(Collected data)
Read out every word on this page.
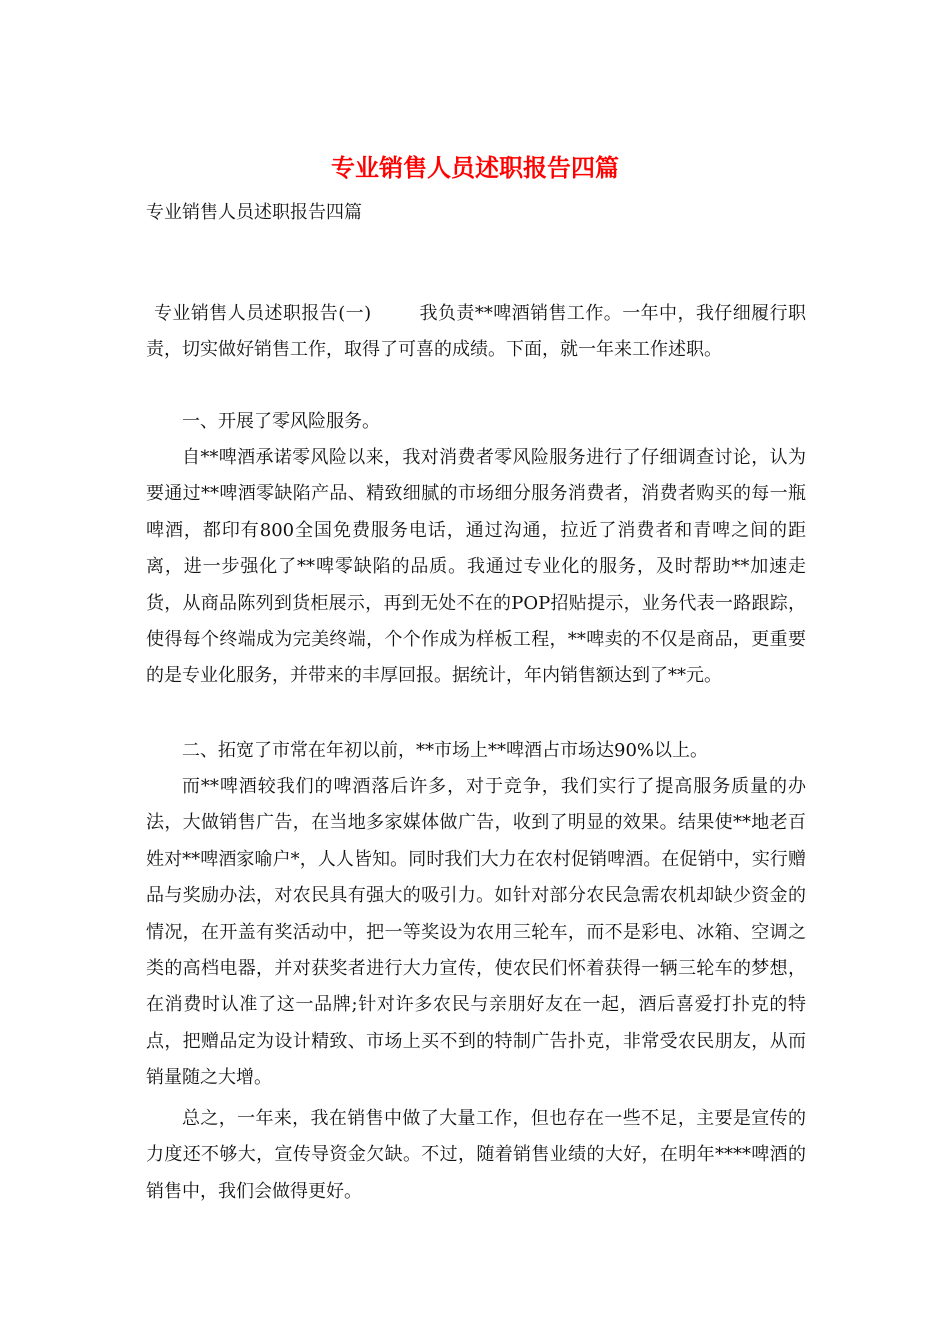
专业销售人员述职报告四篇

专业销售人员述职报告四篇

专业销售人员述职报告(一)	我负责**啤酒销售工作。一年中，我仔细履行职责，切实做好销售工作，取得了可喜的成绩。下面，就一年来工作述职。

一、开展了零风险服务。

自**啤酒承诺零风险以来，我对消费者零风险服务进行了仔细调查讨论，认为要通过**啤酒零缺陷产品、精致细腻的市场细分服务消费者，消费者购买的每一瓶啤酒，都印有800全国免费服务电话，通过沟通，拉近了消费者和青啤之间的距离，进一步强化了**啤零缺陷的品质。我通过专业化的服务，及时帮助**加速走货，从商品陈列到货柜展示，再到无处不在的POP招贴提示，业务代表一路跟踪，使得每个终端成为完美终端，个个作成为样板工程，**啤卖的不仅是商品，更重要的是专业化服务，并带来的丰厚回报。据统计，年内销售额达到了**元。

二、拓宽了市常在年初以前，**市场上**啤酒占市场达90%以上。

而**啤酒较我们的啤酒落后许多，对于竞争，我们实行了提高服务质量的办法，大做销售广告，在当地多家媒体做广告，收到了明显的效果。结果使**地老百姓对**啤酒家喻户*，人人皆知。同时我们大力在农村促销啤酒。在促销中，实行赠品与奖励办法，对农民具有强大的吸引力。如针对部分农民急需农机却缺少资金的情况，在开盖有奖活动中，把一等奖设为农用三轮车，而不是彩电、冰箱、空调之类的高档电器，并对获奖者进行大力宣传，使农民们怀着获得一辆三轮车的梦想，在消费时认准了这一品牌;针对许多农民与亲朋好友在一起，酒后喜爱打扑克的特点，把赠品定为设计精致、市场上买不到的特制广告扑克，非常受农民朋友，从而销量随之大增。

总之，一年来，我在销售中做了大量工作，但也存在一些不足，主要是宣传的力度还不够大，宣传导资金欠缺。不过，随着销售业绩的大好，在明年****啤酒的销售中，我们会做得更好。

Challenge:
Give the entries again without a single change, but with no pictures.

Correct response:
Read out every word on this page.
专业销售人员述职报告四篇

专业销售人员述职报告四篇

专业销售人员述职报告(一)	我负责**啤酒销售工作。一年中，我仔细履行职责，切实做好销售工作，取得了可喜的成绩。下面，就一年来工作述职。

一、开展了零风险服务。

自**啤酒承诺零风险以来，我对消费者零风险服务进行了仔细调查讨论，认为要通过**啤酒零缺陷产品、精致细腻的市场细分服务消费者，消费者购买的每一瓶啤酒，都印有800全国免费服务电话，通过沟通，拉近了消费者和青啤之间的距离，进一步强化了**啤零缺陷的品质。我通过专业化的服务，及时帮助**加速走货，从商品陈列到货柜展示，再到无处不在的POP招贴提示，业务代表一路跟踪，使得每个终端成为完美终端，个个作成为样板工程，**啤卖的不仅是商品，更重要的是专业化服务，并带来的丰厚回报。据统计，年内销售额达到了**元。

二、拓宽了市常在年初以前，**市场上**啤酒占市场达90%以上。

而**啤酒较我们的啤酒落后许多，对于竞争，我们实行了提高服务质量的办法，大做销售广告，在当地多家媒体做广告，收到了明显的效果。结果使**地老百姓对**啤酒家喻户*，人人皆知。同时我们大力在农村促销啤酒。在促销中，实行赠品与奖励办法，对农民具有强大的吸引力。如针对部分农民急需农机却缺少资金的情况，在开盖有奖活动中，把一等奖设为农用三轮车，而不是彩电、冰箱、空调之类的高档电器，并对获奖者进行大力宣传，使农民们怀着获得一辆三轮车的梦想，在消费时认准了这一品牌;针对许多农民与亲朋好友在一起，酒后喜爱打扑克的特点，把赠品定为设计精致、市场上买不到的特制广告扑克，非常受农民朋友，从而销量随之大增。

总之，一年来，我在销售中做了大量工作，但也存在一些不足，主要是宣传的力度还不够大，宣传导资金欠缺。不过，随着销售业绩的大好，在明年****啤酒的销售中，我们会做得更好。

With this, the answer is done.